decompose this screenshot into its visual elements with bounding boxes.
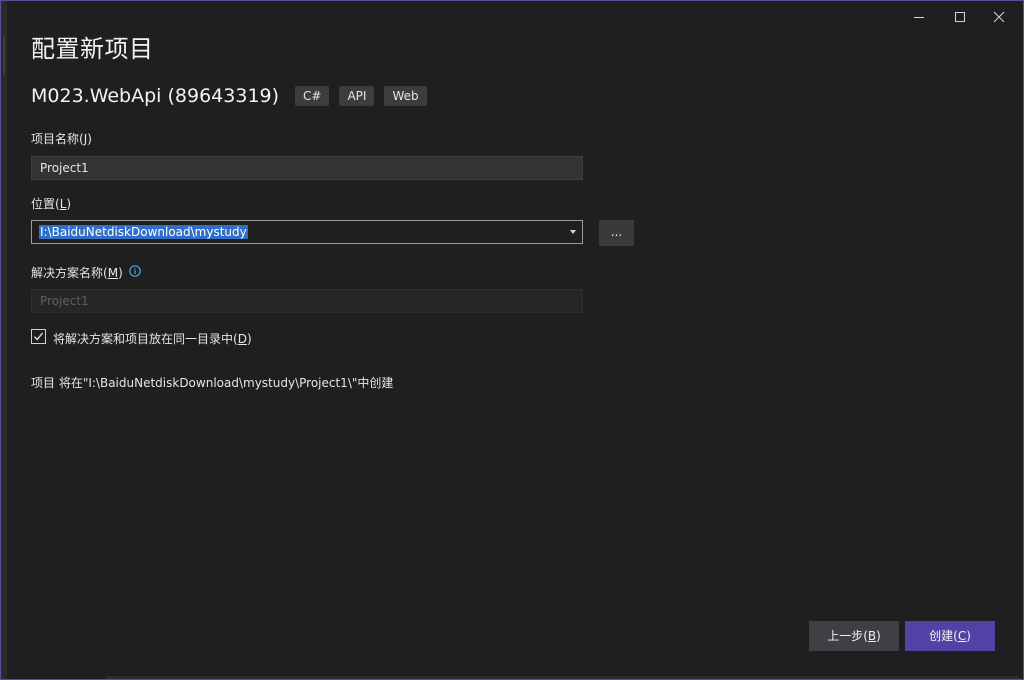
- create-button[interactable]: 创建(C): [905, 621, 995, 651]
- same-directory-label[interactable]: 将解决方案和项目放在同一目录中(D): [53, 330, 252, 347]
- bottom-strip: [106, 676, 1019, 679]
- project-path-info: 项目 将在"I:\BaiduNetdiskDownload\mystudy\Pr…: [31, 376, 394, 390]
- close-icon: [993, 11, 1005, 23]
- tag-api: API: [339, 86, 375, 106]
- dropdown-arrow-icon[interactable]: [568, 221, 578, 243]
- template-name: M023.WebApi (89643319): [31, 85, 280, 107]
- location-label: 位置(L): [31, 197, 72, 211]
- page-title: 配置新项目: [31, 35, 154, 63]
- back-button[interactable]: 上一步(B): [809, 621, 899, 651]
- project-name-label: 项目名称(J): [31, 132, 92, 146]
- left-edge: [1, 1, 7, 679]
- info-icon[interactable]: [129, 265, 141, 277]
- solution-name-input: Project1: [31, 289, 583, 313]
- location-value: I:\BaiduNetdiskDownload\mystudy: [39, 225, 248, 239]
- minimize-icon: [914, 17, 924, 18]
- browse-button[interactable]: ...: [599, 220, 634, 246]
- template-info: M023.WebApi (89643319) C# API Web: [31, 85, 437, 107]
- maximize-icon: [955, 12, 965, 22]
- maximize-button[interactable]: [946, 5, 974, 29]
- close-button[interactable]: [985, 5, 1013, 29]
- configure-project-dialog: 配置新项目 M023.WebApi (89643319) C# API Web …: [0, 0, 1024, 680]
- minimize-button[interactable]: [905, 5, 933, 29]
- checkmark-icon: [34, 332, 44, 341]
- tag-web: Web: [384, 86, 427, 106]
- project-name-input[interactable]: Project1: [31, 156, 583, 180]
- tag-csharp: C#: [295, 86, 330, 106]
- same-directory-checkbox[interactable]: [31, 329, 46, 344]
- location-combobox[interactable]: I:\BaiduNetdiskDownload\mystudy: [31, 220, 583, 244]
- solution-name-label: 解决方案名称(M): [31, 266, 123, 280]
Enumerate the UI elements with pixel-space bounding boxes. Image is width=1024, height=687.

Request:
Rewrite the material above with every occurrence of "Project1" switched to "WebApiDemo" and nothing else changed, omitting the pictures.

Answer for the task:
decompose this screenshot into its visual elements with bounding boxes.
- create-button[interactable]: 创建(C): [905, 621, 995, 651]
- same-directory-label[interactable]: 将解决方案和项目放在同一目录中(D): [53, 330, 252, 347]
- bottom-strip: [106, 676, 1019, 679]
- project-path-info: 项目 将在"I:\BaiduNetdiskDownload\mystudy\Pr…: [31, 376, 394, 390]
- close-icon: [993, 11, 1005, 23]
- tag-api: API: [339, 86, 375, 106]
- dropdown-arrow-icon[interactable]: [568, 221, 578, 243]
- template-name: M023.WebApi (89643319): [31, 85, 280, 107]
- location-label: 位置(L): [31, 197, 72, 211]
- page-title: 配置新项目: [31, 35, 154, 63]
- back-button[interactable]: 上一步(B): [809, 621, 899, 651]
- project-name-label: 项目名称(J): [31, 132, 92, 146]
- left-edge: [1, 1, 7, 679]
- info-icon[interactable]: [129, 265, 141, 277]
- solution-name-input: WebApiDemo: [31, 289, 583, 313]
- location-value: I:\BaiduNetdiskDownload\mystudy: [39, 225, 248, 239]
- minimize-icon: [914, 17, 924, 18]
- browse-button[interactable]: ...: [599, 220, 634, 246]
- template-info: M023.WebApi (89643319) C# API Web: [31, 85, 437, 107]
- maximize-icon: [955, 12, 965, 22]
- maximize-button[interactable]: [946, 5, 974, 29]
- close-button[interactable]: [985, 5, 1013, 29]
- configure-project-dialog: 配置新项目 M023.WebApi (89643319) C# API Web …: [0, 0, 1024, 680]
- minimize-button[interactable]: [905, 5, 933, 29]
- checkmark-icon: [34, 332, 44, 341]
- tag-web: Web: [384, 86, 427, 106]
- project-name-input[interactable]: WebApiDemo: [31, 156, 583, 180]
- tag-csharp: C#: [295, 86, 330, 106]
- same-directory-checkbox[interactable]: [31, 329, 46, 344]
- location-combobox[interactable]: I:\BaiduNetdiskDownload\mystudy: [31, 220, 583, 244]
- solution-name-label: 解决方案名称(M): [31, 266, 123, 280]
Enumerate the UI elements with pixel-space bounding boxes. Image is width=1024, height=687.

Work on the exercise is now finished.